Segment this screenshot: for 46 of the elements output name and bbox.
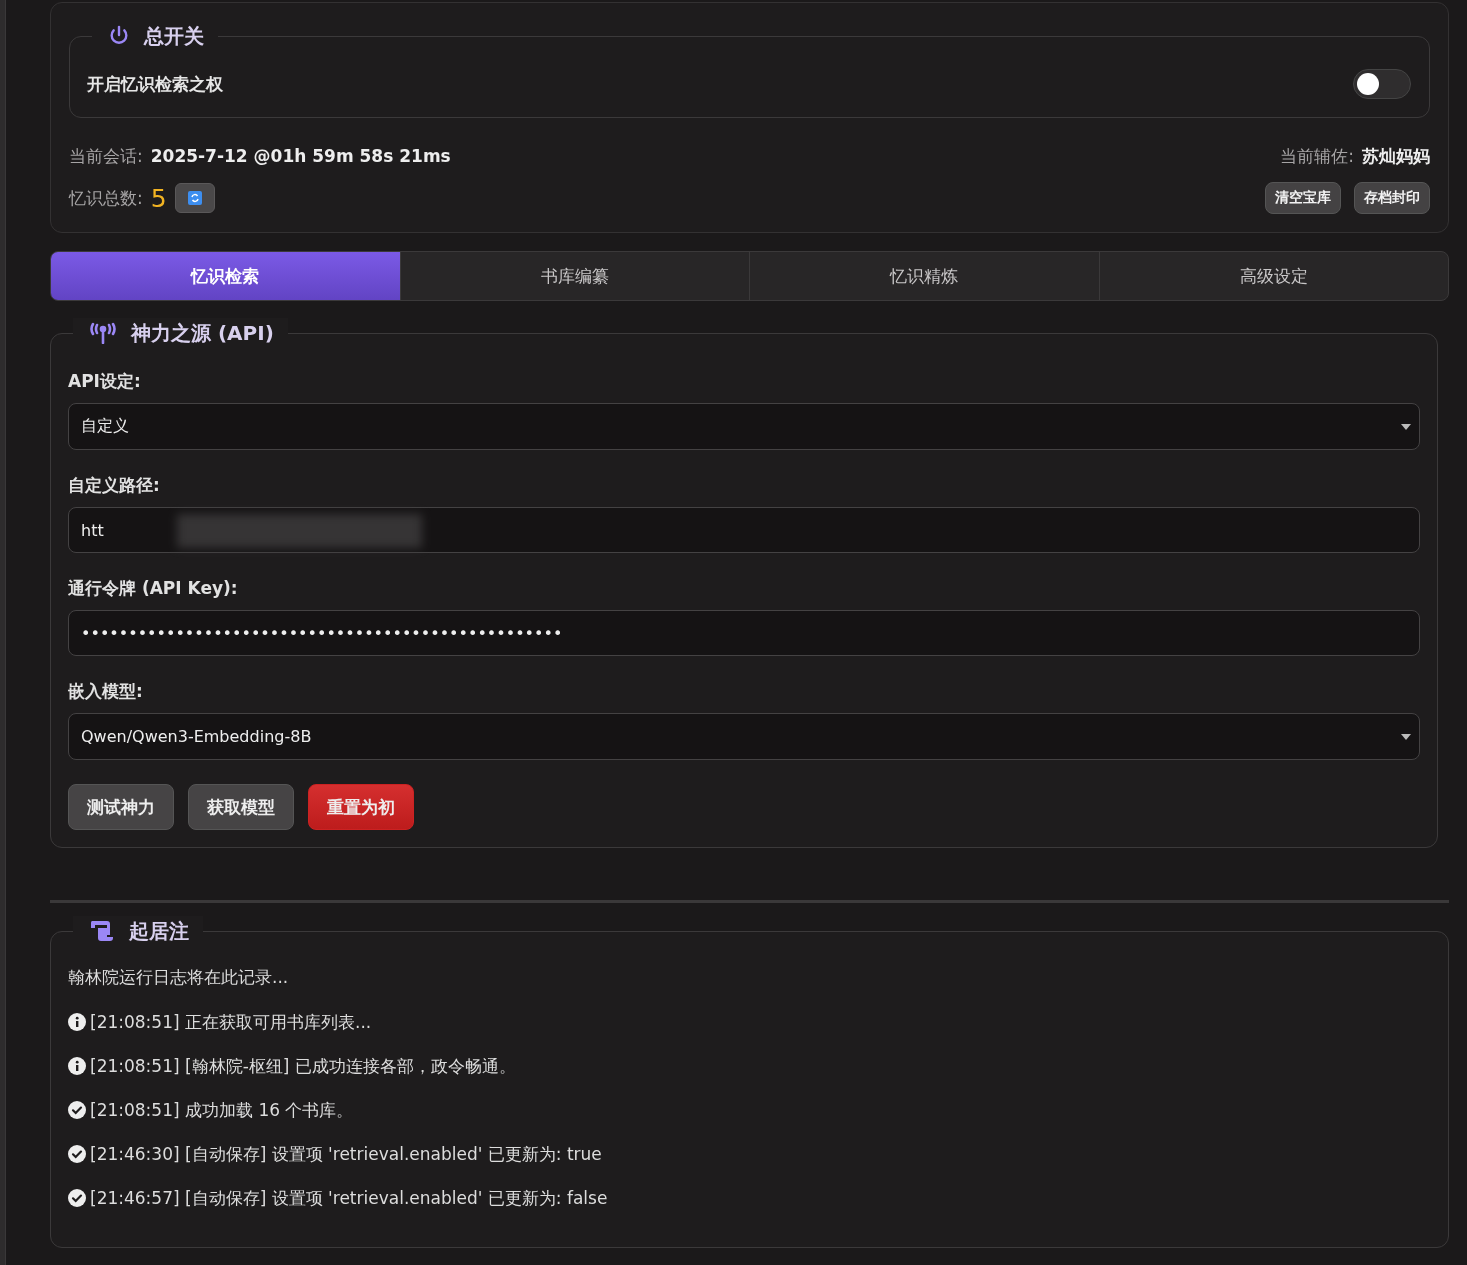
field-label: 通行令牌 (API Key): (68, 577, 239, 600)
toggle-switch[interactable] (1353, 69, 1411, 99)
antenna-icon (89, 322, 117, 344)
assistant-label: 当前辅佐: (1280, 144, 1354, 168)
input-field[interactable]: htt (68, 507, 1420, 553)
log-intro: 翰林院运行日志将在此记录... (68, 966, 290, 989)
log-entry: [21:08:51] [翰林院-枢纽] 已成功连接各部，政令畅通。 (90, 1054, 516, 1078)
check-icon (68, 1101, 86, 1119)
info-icon (68, 1057, 86, 1075)
action-button[interactable]: 清空宝库 (1265, 182, 1341, 214)
count-label: 忆识总数: (69, 186, 143, 210)
tab[interactable]: 忆识检索 (51, 252, 401, 300)
count-value: 5 (150, 183, 167, 213)
session-value: 2025-7-12 @01h 59m 58s 21ms (150, 146, 451, 166)
action-button[interactable]: 存档封印 (1354, 182, 1430, 214)
section-title: 神力之源 (API) (131, 319, 274, 347)
tab[interactable]: 高级设定 (1099, 252, 1448, 300)
field-label: 嵌入模型: (68, 680, 144, 703)
select-field[interactable]: 自定义 (68, 403, 1420, 450)
info-icon (68, 1013, 86, 1031)
tab[interactable]: 书库编纂 (400, 252, 750, 300)
session-label: 当前会话: (69, 144, 143, 168)
field-label: 自定义路径: (68, 474, 161, 497)
check-icon (68, 1145, 86, 1163)
section-title: 起居注 (129, 917, 189, 945)
assistant-value: 苏灿妈妈 (1362, 144, 1430, 168)
log-entry: [21:08:51] 成功加载 16 个书库。 (90, 1098, 354, 1122)
reset-button[interactable]: 重置为初 (308, 784, 414, 830)
refresh-button[interactable] (174, 183, 215, 213)
action-button[interactable]: 测试神力 (68, 784, 174, 830)
section-title: 总开关 (144, 22, 204, 50)
log-entry: [21:46:57] [自动保存] 设置项 'retrieval.enabled' 已更新为: false (90, 1186, 608, 1210)
power-icon (108, 25, 130, 47)
refresh-icon (187, 191, 202, 205)
action-button[interactable]: 获取模型 (188, 784, 294, 830)
caret-icon (1401, 734, 1411, 740)
check-icon (68, 1189, 86, 1207)
toggle-label: 开启忆识检索之权 (87, 72, 223, 96)
log-entry: [21:46:30] [自动保存] 设置项 'retrieval.enabled' 已更新为: true (90, 1142, 602, 1166)
log-entry: [21:08:51] 正在获取可用书库列表... (90, 1010, 372, 1034)
input-field[interactable]: ••••••••••••••••••••••••••••••••••••••••••••••••••• (68, 610, 1420, 656)
scroll-icon (89, 920, 115, 942)
caret-icon (1401, 424, 1411, 430)
select-field[interactable]: Qwen/Qwen3-Embedding-8B (68, 713, 1420, 760)
tab[interactable]: 忆识精炼 (750, 252, 1100, 300)
field-label: API设定: (68, 370, 142, 393)
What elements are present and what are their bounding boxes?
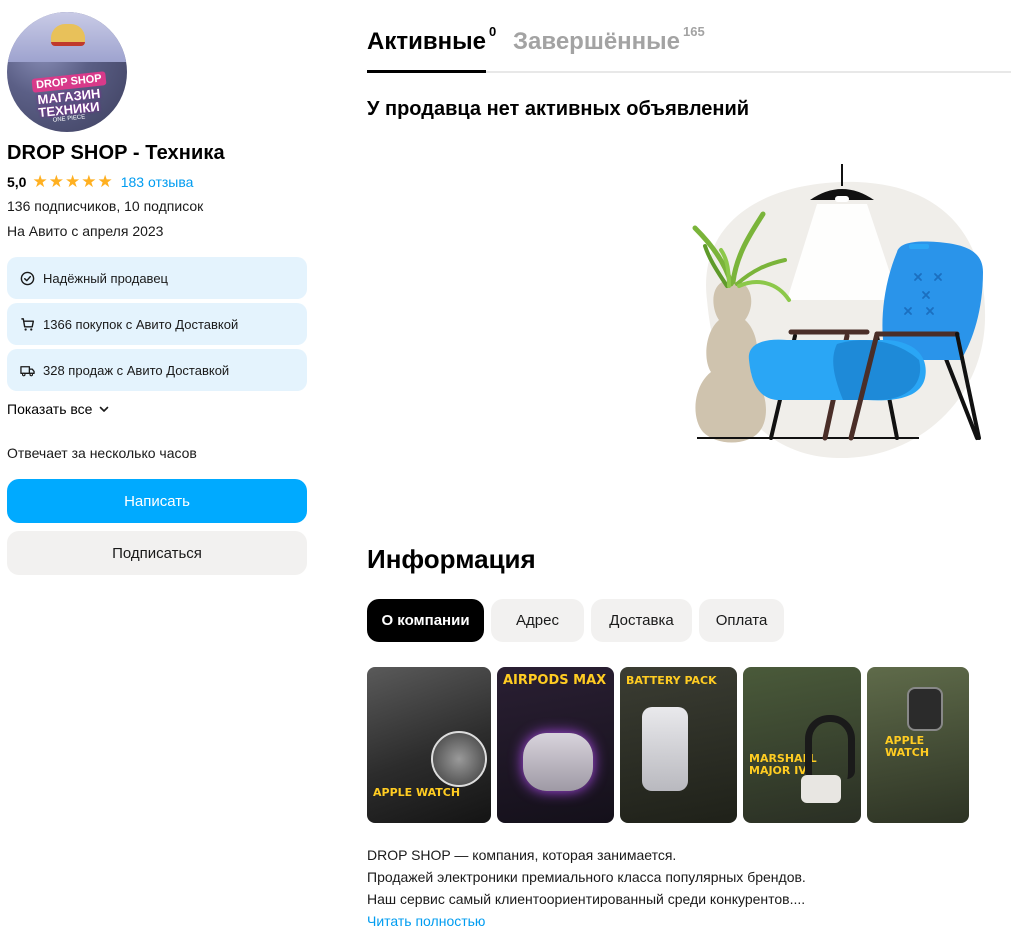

┄┄┄┄┄┄┄┄┄┄

Exercise task: Reproduce the entries above word for word, leaving out the pictures.

Answer to this problem:
Segment this screenshot: for 46 of the elements output name and bbox.
field-label: 通行令牌 (API Key): (68, 577, 239, 600)
toggle-switch[interactable] (1353, 69, 1411, 99)
antenna-icon (89, 322, 117, 344)
assistant-label: 当前辅佐: (1280, 144, 1354, 168)
input-field[interactable]: htt (68, 507, 1420, 553)
log-intro: 翰林院运行日志将在此记录... (68, 966, 290, 989)
log-entry: [21:08:51] [翰林院-枢纽] 已成功连接各部，政令畅通。 (90, 1054, 516, 1078)
check-icon (68, 1101, 86, 1119)
info-icon (68, 1057, 86, 1075)
action-button[interactable]: 清空宝库 (1265, 182, 1341, 214)
count-label: 忆识总数: (69, 186, 143, 210)
tab[interactable]: 忆识检索 (51, 252, 401, 300)
count-value: 5 (150, 183, 167, 213)
session-value: 2025-7-12 @01h 59m 58s 21ms (150, 146, 451, 166)
action-button[interactable]: 存档封印 (1354, 182, 1430, 214)
section-title: 神力之源 (API) (131, 319, 274, 347)
tab[interactable]: 高级设定 (1099, 252, 1448, 300)
field-label: 嵌入模型: (68, 680, 144, 703)
select-field[interactable]: 自定义 (68, 403, 1420, 450)
info-icon (68, 1013, 86, 1031)
tab[interactable]: 书库编纂 (400, 252, 750, 300)
session-label: 当前会话: (69, 144, 143, 168)
field-label: 自定义路径: (68, 474, 161, 497)
check-icon (68, 1145, 86, 1163)
section-title: 起居注 (129, 917, 189, 945)
assistant-value: 苏灿妈妈 (1362, 144, 1430, 168)
log-entry: [21:08:51] 成功加载 16 个书库。 (90, 1098, 354, 1122)
reset-button[interactable]: 重置为初 (308, 784, 414, 830)
refresh-button[interactable] (174, 183, 215, 213)
action-button[interactable]: 测试神力 (68, 784, 174, 830)
section-title: 总开关 (144, 22, 204, 50)
log-entry: [21:46:57] [自动保存] 设置项 'retrieval.enabled' 已更新为: false (90, 1186, 608, 1210)
power-icon (108, 25, 130, 47)
refresh-icon (187, 191, 202, 205)
action-button[interactable]: 获取模型 (188, 784, 294, 830)
caret-icon (1401, 734, 1411, 740)
check-icon (68, 1189, 86, 1207)
toggle-label: 开启忆识检索之权 (87, 72, 223, 96)
log-entry: [21:46:30] [自动保存] 设置项 'retrieval.enabled' 已更新为: true (90, 1142, 602, 1166)
log-entry: [21:08:51] 正在获取可用书库列表... (90, 1010, 372, 1034)
input-field[interactable]: ••••••••••••••••••••••••••••••••••••••••••••••••••• (68, 610, 1420, 656)
scroll-icon (89, 920, 115, 942)
caret-icon (1401, 424, 1411, 430)
select-field[interactable]: Qwen/Qwen3-Embedding-8B (68, 713, 1420, 760)
tab[interactable]: 忆识精炼 (750, 252, 1100, 300)
field-label: API设定: (68, 370, 142, 393)
What elements are present and what are their bounding boxes?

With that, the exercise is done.